→ **Task to carry out**
Collect every line in the records below that contains the word "What".

→ **Figure contents as structured data**
***

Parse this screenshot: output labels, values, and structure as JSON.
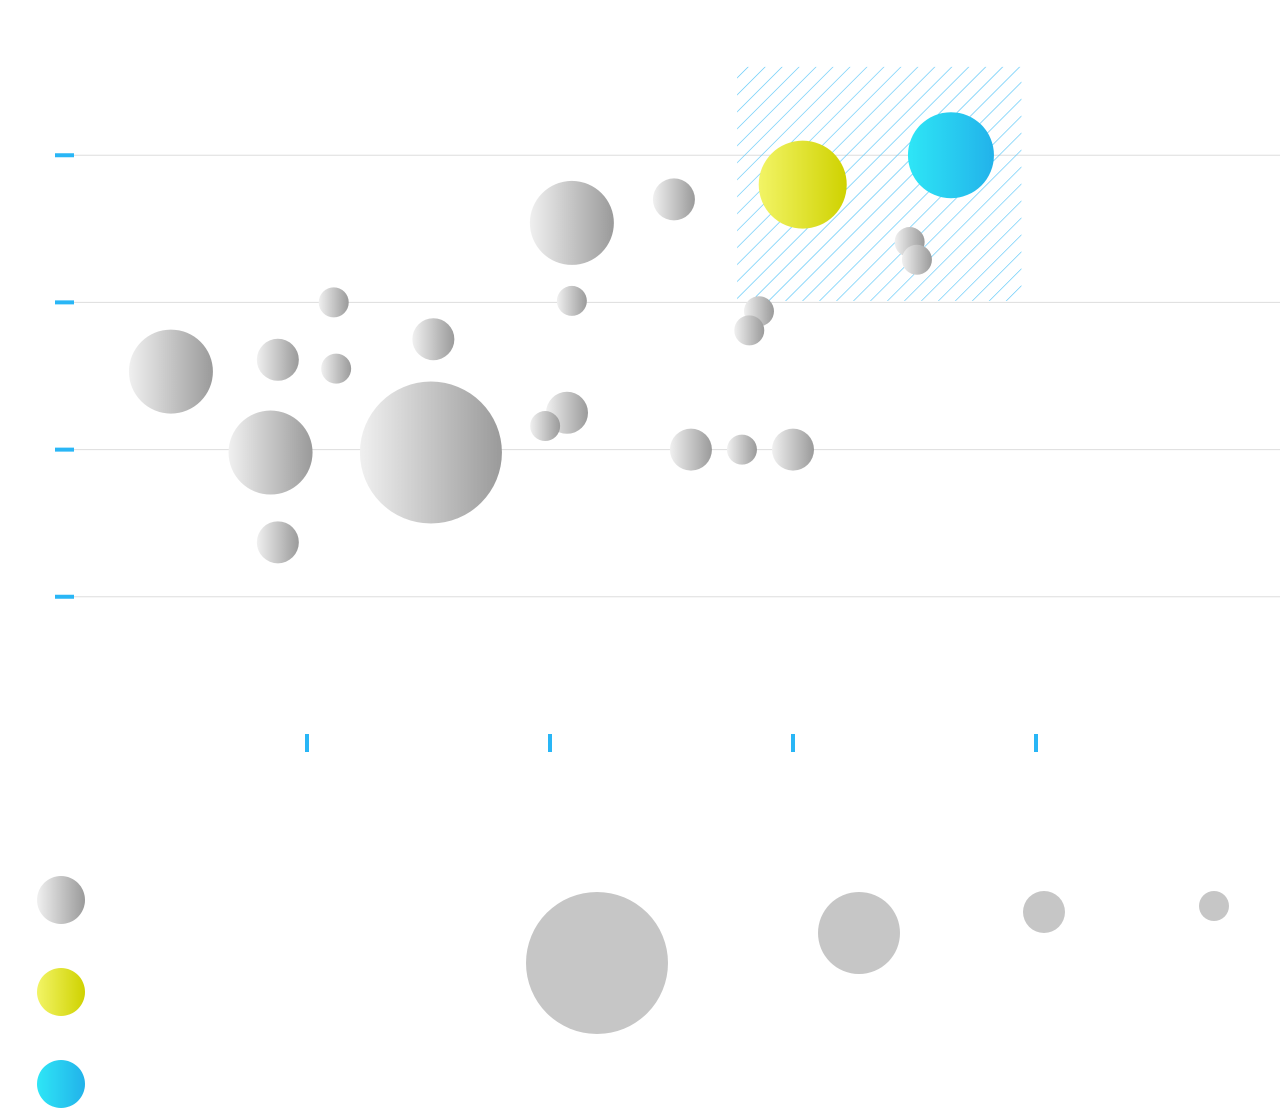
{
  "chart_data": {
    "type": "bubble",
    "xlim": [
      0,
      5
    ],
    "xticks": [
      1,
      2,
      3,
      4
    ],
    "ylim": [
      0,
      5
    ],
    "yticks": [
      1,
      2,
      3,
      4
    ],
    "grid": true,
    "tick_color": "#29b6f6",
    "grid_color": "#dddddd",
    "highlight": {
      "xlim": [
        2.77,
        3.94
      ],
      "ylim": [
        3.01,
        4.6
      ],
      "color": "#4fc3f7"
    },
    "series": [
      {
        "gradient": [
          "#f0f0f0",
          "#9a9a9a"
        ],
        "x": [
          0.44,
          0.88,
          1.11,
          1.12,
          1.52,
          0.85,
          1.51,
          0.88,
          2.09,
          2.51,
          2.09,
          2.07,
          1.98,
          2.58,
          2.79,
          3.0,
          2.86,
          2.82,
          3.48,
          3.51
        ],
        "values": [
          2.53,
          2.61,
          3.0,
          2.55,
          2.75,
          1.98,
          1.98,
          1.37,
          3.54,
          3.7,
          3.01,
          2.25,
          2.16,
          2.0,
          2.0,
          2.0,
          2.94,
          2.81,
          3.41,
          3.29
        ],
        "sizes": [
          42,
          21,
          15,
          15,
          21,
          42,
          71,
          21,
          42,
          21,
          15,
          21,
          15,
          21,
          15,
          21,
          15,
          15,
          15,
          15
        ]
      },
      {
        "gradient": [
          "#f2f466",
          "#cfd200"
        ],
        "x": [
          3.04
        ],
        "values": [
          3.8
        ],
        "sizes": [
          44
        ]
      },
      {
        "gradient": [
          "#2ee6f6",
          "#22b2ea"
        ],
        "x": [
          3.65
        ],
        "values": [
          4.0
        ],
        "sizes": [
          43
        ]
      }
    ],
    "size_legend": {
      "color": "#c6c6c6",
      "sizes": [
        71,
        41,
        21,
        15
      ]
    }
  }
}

***

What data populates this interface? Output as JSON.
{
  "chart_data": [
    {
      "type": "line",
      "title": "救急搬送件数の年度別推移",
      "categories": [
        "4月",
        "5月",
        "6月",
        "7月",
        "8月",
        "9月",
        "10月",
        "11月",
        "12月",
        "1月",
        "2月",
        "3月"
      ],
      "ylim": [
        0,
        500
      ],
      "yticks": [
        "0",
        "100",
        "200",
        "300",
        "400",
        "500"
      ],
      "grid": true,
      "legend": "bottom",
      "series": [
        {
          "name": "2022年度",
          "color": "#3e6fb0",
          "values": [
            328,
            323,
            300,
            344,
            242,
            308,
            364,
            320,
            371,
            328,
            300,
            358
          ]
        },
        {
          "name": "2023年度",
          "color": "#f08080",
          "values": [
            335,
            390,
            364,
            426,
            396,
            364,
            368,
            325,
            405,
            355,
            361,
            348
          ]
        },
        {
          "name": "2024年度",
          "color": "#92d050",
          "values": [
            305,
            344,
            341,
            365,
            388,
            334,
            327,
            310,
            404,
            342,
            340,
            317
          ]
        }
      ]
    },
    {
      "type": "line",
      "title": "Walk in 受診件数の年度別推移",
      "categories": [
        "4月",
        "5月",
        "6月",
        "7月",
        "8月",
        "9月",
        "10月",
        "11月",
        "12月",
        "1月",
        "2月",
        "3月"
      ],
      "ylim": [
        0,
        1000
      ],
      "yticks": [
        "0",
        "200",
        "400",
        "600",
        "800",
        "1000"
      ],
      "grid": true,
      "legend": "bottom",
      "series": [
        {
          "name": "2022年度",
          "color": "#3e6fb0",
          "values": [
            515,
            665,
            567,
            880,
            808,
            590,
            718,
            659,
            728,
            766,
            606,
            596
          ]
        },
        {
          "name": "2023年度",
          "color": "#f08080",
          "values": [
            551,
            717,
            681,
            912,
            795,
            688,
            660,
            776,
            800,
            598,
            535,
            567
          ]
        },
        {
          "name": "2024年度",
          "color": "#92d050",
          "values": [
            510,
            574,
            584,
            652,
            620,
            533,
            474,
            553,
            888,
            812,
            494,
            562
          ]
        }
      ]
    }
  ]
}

***

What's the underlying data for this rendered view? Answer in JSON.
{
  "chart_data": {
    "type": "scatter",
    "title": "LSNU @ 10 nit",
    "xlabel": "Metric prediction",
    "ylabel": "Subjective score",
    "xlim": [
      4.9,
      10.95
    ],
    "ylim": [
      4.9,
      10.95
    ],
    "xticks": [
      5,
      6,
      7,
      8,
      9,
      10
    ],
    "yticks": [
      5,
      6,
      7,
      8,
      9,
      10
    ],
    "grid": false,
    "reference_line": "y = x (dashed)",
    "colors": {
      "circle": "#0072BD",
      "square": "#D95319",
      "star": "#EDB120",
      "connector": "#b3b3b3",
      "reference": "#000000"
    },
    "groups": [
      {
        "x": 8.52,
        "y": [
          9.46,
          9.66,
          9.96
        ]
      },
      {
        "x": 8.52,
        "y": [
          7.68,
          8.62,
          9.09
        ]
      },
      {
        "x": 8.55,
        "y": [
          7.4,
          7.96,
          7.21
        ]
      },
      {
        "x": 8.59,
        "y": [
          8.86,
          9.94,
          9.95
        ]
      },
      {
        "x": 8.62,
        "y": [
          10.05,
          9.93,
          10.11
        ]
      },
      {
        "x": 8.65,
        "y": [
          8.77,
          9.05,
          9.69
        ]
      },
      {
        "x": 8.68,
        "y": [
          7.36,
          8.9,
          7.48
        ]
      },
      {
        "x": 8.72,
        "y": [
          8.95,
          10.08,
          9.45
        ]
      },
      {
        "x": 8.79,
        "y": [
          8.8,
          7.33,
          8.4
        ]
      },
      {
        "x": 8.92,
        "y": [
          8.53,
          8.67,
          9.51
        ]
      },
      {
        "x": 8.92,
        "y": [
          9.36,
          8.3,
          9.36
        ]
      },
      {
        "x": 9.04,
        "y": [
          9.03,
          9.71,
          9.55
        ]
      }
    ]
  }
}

***

→ **Answer to the problem**
What data populates this interface? Output as JSON.
What's the underlying data for this rendered view? Answer in JSON.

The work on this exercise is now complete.